Tâche demandée A:
Répondez à ces questions sur le texte consacré à Soulseek et Bandcamp :
(i) Par quels moyens la plupart des gens téléchargent-ils encore de la musique ?
(ii) Quelle boutique est la seule à avoir fait les choses correctement depuis le début des années 2000 ?
(iii) Que ne permettent pas des boutiques comme Beatport ?

Texte présenté:
##########

Piratage de la musique et Soulseek

 

Parallèlement aux Netlabels, la plupart des gens téléchargent encore de la musique, principalement par le biais de torrents ou de Soulseek (encore utilisé aujourd’hui). Je pense qu’avec la mentalité de la fin des années 90, les gens téléchargeaient sans honte. Cela a créé une communauté, et en traînant sur Soulseek, je me suis fait des amis à l’étranger qui ont fini par me trouver des concerts localement. Je l’ai utilisé pour partager ma musique. Certaines de mes précieuses sorties ont fuité, et je préférais ne pas le faire puisque c’était un accord avec le label, et j’ai vu la communauté sous un autre angle. Je me souviens que quelqu’un qui a reçu l’album m’a dit que « de toute façon, la musique est faite pour être gratuite ». C’était un peu décevant pour eux, et plus tard, cette même personne a sorti un album et s’est plainte sur Facebook que les gens partageaient leur musique sur Soulseek.

 

Il y a beaucoup d’émotions ambivalentes à ce sujet et, en fin de compte, je pense que c’est à l’artiste de décider comment sa musique doit être partagée, ce qui est un peu ce que je vois aujourd’hui avec le retour de flamme de Spotify.

 

Bandcamp et la vente directe

 

Depuis le début des années 2000, je pense qu’il n’y a qu’une seule boutique qui ait fait les choses correctement : Bandcamp. Je veux dire, en tant que modèle commercial, parce que leur approche antitrust était assez décevante. Cela dit, ce n’est pas parfait, et certaines parties sont un peu frustrantes, mais la plus grande partie correspond parfaitement à ce dont nous avons besoin en tant qu’artistes. Même le partage de l’argent fonctionne. J’ai toujours été frustré par le fait que des boutiques comme Beatport ne vous permettent pas de choisir un prix pour votre sortie, ce que je trouve assez stupide. Si vous êtes un label, il existe de nombreux outils pour vendre, et cela fonctionne bien. J’aimerais qu’il y ait plus de contrôle sur le bootlegging. De temps en temps, on voit quelqu’un revendre la musique d’un artiste sans honte, mais cela suscite généralement beaucoup de haine. La vente de musique à partir d’un site web présente quelques défauts :

  • Coûts d’un site sécurisé
  • Un système d’achat qui évolue avec le marché et reste accessible
  • Mises à jour
  • Créer du trafic
  • Marketing

Il s’agit là de petites choses, et vous vous aventurez sur le chemin de l’entrepreneur, ce qui n’est pas facile. Je dis souvent ceci à mes clients : tant que les gens ne vous disent pas qu’ils veulent acheter votre musique, vous n’avez aucune raison de vouloir la vendre. Beaucoup de gens sont déprimés parce que leur musique ne se vend pas…

 

Alors, cela vaut-il la peine?

##########

Listing fourni:
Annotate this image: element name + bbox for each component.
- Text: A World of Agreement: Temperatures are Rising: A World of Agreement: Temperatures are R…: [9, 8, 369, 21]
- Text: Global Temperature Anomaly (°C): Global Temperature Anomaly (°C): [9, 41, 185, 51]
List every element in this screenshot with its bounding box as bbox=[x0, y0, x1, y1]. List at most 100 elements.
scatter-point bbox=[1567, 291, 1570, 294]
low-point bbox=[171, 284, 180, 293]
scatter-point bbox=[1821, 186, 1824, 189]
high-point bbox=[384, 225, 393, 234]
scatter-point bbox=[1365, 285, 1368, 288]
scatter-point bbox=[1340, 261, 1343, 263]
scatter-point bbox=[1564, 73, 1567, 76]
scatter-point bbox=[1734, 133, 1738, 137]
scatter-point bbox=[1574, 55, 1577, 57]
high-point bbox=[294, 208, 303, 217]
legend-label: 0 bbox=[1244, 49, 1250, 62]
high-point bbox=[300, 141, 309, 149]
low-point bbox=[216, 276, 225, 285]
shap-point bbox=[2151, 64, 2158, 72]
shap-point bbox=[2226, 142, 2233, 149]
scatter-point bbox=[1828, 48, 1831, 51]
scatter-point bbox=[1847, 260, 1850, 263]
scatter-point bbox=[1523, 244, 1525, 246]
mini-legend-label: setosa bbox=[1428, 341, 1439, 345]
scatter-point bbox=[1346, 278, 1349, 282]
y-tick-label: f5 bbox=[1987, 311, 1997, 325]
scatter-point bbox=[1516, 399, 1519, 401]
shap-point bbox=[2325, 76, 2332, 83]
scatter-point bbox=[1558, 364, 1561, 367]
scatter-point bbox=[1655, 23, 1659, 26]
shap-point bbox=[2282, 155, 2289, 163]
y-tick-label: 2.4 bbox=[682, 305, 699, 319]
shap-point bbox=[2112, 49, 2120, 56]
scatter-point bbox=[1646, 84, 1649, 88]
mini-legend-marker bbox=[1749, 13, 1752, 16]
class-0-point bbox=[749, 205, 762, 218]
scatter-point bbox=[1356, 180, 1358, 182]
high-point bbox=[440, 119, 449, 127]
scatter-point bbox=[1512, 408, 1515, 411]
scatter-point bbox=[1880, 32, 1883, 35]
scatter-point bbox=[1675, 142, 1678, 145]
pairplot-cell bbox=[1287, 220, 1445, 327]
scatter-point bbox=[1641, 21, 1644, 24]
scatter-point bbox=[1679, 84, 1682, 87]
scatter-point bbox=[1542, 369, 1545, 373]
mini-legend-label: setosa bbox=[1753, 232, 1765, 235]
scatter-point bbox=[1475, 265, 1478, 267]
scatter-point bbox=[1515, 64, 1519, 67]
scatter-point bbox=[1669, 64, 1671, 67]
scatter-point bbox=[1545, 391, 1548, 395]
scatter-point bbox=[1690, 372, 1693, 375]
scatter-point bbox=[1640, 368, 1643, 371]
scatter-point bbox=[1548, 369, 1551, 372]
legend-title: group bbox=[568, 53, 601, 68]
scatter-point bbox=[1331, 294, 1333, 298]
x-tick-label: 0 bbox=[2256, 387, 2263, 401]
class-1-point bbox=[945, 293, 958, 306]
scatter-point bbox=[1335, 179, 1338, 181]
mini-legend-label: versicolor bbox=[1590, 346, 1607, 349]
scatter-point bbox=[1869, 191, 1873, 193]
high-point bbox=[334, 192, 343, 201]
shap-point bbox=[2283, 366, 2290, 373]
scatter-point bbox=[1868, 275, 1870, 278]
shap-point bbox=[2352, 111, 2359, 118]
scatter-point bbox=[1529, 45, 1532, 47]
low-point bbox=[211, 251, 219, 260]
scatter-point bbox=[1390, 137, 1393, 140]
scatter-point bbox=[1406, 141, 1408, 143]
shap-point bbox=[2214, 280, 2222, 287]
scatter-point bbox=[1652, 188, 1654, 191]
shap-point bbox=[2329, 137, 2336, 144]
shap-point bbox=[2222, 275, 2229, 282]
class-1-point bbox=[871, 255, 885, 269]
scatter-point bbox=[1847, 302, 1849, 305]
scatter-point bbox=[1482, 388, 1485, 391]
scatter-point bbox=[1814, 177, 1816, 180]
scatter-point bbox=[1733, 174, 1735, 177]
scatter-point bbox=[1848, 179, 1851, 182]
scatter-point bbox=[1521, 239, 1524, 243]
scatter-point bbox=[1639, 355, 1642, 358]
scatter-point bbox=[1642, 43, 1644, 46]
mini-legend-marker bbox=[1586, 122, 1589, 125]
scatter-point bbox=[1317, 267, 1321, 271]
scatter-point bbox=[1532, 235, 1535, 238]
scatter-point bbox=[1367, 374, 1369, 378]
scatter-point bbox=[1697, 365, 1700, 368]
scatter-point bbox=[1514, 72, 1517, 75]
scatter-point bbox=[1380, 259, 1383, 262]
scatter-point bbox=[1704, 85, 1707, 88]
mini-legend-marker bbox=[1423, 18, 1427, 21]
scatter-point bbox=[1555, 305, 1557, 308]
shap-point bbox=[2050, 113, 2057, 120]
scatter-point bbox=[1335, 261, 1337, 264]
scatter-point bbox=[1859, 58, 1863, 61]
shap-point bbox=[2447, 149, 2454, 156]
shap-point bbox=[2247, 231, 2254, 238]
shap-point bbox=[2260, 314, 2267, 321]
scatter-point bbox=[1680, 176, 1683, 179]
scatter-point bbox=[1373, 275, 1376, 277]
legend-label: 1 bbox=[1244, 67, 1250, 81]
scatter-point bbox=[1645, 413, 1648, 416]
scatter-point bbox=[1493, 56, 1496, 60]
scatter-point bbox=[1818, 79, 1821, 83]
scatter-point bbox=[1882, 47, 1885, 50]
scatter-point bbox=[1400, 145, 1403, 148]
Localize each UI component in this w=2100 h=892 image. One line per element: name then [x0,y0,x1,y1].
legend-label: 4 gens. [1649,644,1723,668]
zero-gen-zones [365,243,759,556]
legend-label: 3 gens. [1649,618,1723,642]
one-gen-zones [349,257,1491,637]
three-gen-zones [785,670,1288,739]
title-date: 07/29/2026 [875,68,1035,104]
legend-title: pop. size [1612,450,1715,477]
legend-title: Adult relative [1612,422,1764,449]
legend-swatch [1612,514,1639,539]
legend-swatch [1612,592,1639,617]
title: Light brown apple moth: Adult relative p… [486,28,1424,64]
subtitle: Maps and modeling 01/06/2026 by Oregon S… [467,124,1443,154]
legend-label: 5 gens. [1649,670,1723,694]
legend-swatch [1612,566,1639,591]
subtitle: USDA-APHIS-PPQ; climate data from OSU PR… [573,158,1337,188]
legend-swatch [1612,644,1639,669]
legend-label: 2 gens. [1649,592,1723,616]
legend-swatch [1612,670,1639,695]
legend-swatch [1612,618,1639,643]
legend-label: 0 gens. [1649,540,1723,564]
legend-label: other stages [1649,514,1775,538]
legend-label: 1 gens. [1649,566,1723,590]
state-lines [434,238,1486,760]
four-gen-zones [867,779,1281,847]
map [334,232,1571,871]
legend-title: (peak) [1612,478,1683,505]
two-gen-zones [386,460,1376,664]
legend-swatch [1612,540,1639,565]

##########

Tâche demandée B:
Modifiez le listing en remplaçant "high-point" par "peak-point" et en laissant tout le reste inchangé. Partez du début du listing et arrêtez-vous après la ligne qui contient "scatter-point bbox=[1475, 265, 1478, 267]", puis redonnez uniquement ces lignes.

Réponse A:
(i) Principalement par le biais de torrents ou de Soulseek.
(ii) Bandcamp.
(iii) Elles ne permettent pas de choisir un prix pour sa sortie.

Réponse B:
Annotate this image: element name + bbox for each component.
- Text: A World of Agreement: Temperatures are Rising: A World of Agreement: Temperatures are R…: [9, 8, 369, 21]
- Text: Global Temperature Anomaly (°C): Global Temperature Anomaly (°C): [9, 41, 185, 51]
List every element in this screenshot with its bounding box as bbox=[x0, y0, x1, y1]. List at most 100 elements.
scatter-point bbox=[1567, 291, 1570, 294]
low-point bbox=[171, 284, 180, 293]
scatter-point bbox=[1821, 186, 1824, 189]
peak-point bbox=[384, 225, 393, 234]
scatter-point bbox=[1365, 285, 1368, 288]
scatter-point bbox=[1340, 261, 1343, 263]
scatter-point bbox=[1564, 73, 1567, 76]
scatter-point bbox=[1734, 133, 1738, 137]
scatter-point bbox=[1574, 55, 1577, 57]
peak-point bbox=[294, 208, 303, 217]
legend-label: 0 bbox=[1244, 49, 1250, 62]
peak-point bbox=[300, 141, 309, 149]
low-point bbox=[216, 276, 225, 285]
shap-point bbox=[2151, 64, 2158, 72]
shap-point bbox=[2226, 142, 2233, 149]
scatter-point bbox=[1828, 48, 1831, 51]
scatter-point bbox=[1847, 260, 1850, 263]
scatter-point bbox=[1523, 244, 1525, 246]
mini-legend-label: setosa bbox=[1428, 341, 1439, 345]
scatter-point bbox=[1346, 278, 1349, 282]
y-tick-label: f5 bbox=[1987, 311, 1997, 325]
scatter-point bbox=[1516, 399, 1519, 401]
shap-point bbox=[2325, 76, 2332, 83]
scatter-point bbox=[1558, 364, 1561, 367]
scatter-point bbox=[1655, 23, 1659, 26]
shap-point bbox=[2282, 155, 2289, 163]
y-tick-label: 2.4 bbox=[682, 305, 699, 319]
shap-point bbox=[2112, 49, 2120, 56]
scatter-point bbox=[1646, 84, 1649, 88]
mini-legend-marker bbox=[1749, 13, 1752, 16]
class-0-point bbox=[749, 205, 762, 218]
scatter-point bbox=[1356, 180, 1358, 182]
peak-point bbox=[440, 119, 449, 127]
scatter-point bbox=[1512, 408, 1515, 411]
scatter-point bbox=[1880, 32, 1883, 35]
scatter-point bbox=[1675, 142, 1678, 145]
pairplot-cell bbox=[1287, 220, 1445, 327]
scatter-point bbox=[1641, 21, 1644, 24]
scatter-point bbox=[1679, 84, 1682, 87]
scatter-point bbox=[1542, 369, 1545, 373]
mini-legend-label: setosa bbox=[1753, 232, 1765, 235]
scatter-point bbox=[1475, 265, 1478, 267]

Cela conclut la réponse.